◆ **Direction**
Go through the records and show each line where the word "Decision" occurs.
-------------------------
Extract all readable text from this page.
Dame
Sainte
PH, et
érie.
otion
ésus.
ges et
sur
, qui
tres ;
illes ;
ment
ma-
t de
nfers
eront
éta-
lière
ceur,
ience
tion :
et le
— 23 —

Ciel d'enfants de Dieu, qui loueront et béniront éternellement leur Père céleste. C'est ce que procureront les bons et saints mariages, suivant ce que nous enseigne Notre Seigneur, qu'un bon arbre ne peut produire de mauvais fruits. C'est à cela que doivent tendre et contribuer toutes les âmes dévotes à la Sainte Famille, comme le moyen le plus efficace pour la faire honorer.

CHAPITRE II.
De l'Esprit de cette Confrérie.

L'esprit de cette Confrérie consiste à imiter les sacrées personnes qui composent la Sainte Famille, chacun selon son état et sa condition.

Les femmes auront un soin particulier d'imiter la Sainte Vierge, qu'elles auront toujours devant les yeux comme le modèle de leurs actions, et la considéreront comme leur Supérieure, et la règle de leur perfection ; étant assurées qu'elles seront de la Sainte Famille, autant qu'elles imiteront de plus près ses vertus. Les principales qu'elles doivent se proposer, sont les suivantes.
-------------------------
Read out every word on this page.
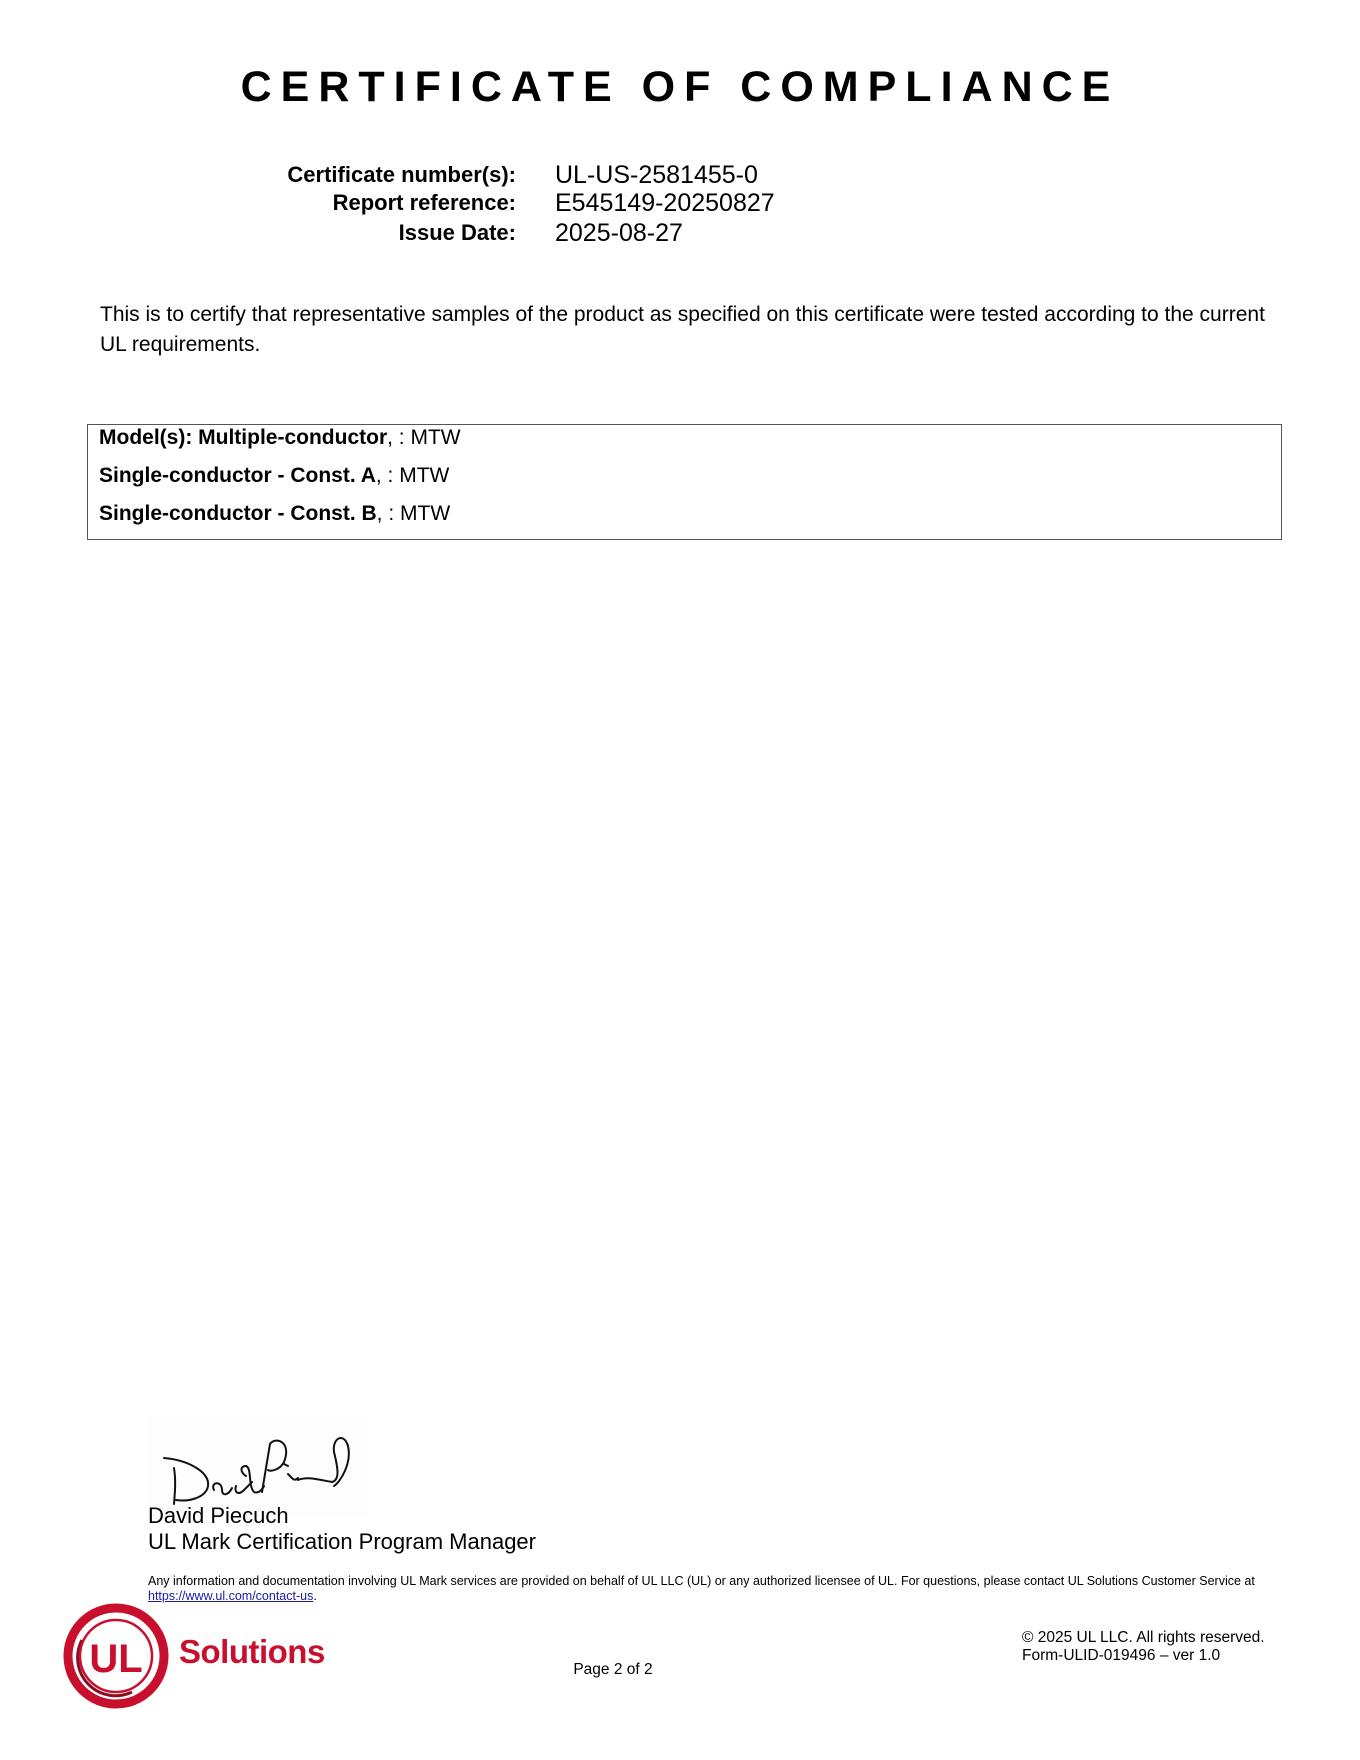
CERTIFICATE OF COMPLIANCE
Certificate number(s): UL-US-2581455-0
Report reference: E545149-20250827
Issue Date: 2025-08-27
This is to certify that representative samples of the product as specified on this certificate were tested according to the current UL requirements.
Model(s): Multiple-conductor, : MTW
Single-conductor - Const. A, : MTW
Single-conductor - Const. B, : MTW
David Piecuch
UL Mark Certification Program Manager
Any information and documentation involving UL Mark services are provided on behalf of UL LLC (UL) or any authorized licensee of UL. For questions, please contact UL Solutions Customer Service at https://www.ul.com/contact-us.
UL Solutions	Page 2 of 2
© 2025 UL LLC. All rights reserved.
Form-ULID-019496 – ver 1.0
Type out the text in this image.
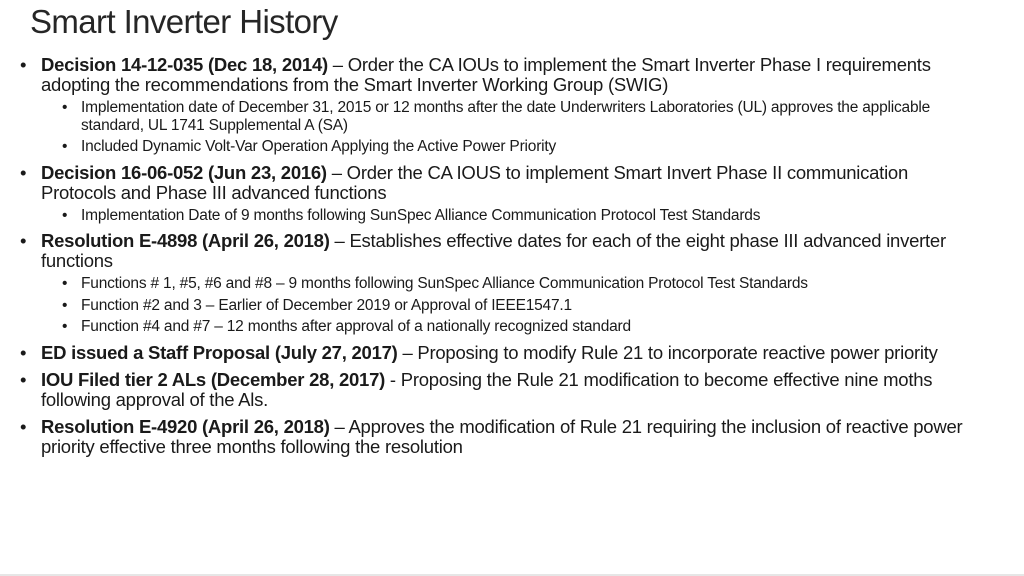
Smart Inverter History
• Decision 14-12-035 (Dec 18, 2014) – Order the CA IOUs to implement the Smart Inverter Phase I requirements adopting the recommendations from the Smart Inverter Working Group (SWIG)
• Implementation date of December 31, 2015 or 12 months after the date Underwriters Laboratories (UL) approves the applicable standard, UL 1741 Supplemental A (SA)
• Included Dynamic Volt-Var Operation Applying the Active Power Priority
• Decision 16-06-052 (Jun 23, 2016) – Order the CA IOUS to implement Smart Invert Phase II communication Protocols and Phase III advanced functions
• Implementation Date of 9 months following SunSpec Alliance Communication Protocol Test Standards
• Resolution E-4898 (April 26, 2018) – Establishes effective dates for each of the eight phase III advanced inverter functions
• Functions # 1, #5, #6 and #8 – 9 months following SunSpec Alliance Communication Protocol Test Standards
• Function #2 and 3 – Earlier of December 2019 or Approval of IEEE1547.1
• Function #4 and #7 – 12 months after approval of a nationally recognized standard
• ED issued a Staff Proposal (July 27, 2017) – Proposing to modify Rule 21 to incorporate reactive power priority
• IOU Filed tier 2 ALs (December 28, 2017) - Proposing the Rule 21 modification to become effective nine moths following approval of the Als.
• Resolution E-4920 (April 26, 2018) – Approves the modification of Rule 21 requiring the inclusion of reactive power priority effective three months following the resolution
-------------------------
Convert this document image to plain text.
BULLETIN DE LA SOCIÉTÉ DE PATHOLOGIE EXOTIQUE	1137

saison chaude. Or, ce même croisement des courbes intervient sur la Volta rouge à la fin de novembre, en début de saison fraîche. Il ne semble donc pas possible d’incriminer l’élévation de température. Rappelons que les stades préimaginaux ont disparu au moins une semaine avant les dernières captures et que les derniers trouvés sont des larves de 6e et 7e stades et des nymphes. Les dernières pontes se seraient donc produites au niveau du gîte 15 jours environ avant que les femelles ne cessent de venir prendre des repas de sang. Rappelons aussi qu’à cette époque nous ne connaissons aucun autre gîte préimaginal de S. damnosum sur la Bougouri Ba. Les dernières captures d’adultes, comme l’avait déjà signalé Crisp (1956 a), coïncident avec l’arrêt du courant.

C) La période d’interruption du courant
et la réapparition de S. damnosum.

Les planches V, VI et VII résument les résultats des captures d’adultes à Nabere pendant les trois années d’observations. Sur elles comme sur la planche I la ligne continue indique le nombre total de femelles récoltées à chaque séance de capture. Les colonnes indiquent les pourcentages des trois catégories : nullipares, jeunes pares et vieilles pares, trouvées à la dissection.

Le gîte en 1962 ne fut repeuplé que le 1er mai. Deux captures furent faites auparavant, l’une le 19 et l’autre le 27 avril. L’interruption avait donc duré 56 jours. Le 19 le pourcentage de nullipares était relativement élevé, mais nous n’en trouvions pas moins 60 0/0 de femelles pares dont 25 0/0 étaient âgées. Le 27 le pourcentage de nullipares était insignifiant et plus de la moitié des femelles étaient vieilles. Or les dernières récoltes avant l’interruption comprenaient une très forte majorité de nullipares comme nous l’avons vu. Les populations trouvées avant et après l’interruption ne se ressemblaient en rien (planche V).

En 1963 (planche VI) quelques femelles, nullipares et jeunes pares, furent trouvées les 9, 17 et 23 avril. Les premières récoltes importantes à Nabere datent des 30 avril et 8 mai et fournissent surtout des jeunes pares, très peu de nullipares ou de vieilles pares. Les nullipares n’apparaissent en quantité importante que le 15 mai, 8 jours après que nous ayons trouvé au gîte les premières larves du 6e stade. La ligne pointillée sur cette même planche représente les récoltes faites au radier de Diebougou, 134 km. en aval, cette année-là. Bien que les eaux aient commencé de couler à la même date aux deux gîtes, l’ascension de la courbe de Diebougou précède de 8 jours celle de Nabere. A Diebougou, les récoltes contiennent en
-------------------------
◆ **Correct result**
• Decision 14-12-035 (Dec 18, 2014) – Order the CA IOUs to implement the Smart Inverter Phase I requirements adopting the recommendations from the Smart Inverter Working Group (SWIG)
• Decision 16-06-052 (Jun 23, 2016) – Order the CA IOUS to implement Smart Invert Phase II communication Protocols and Phase III advanced functions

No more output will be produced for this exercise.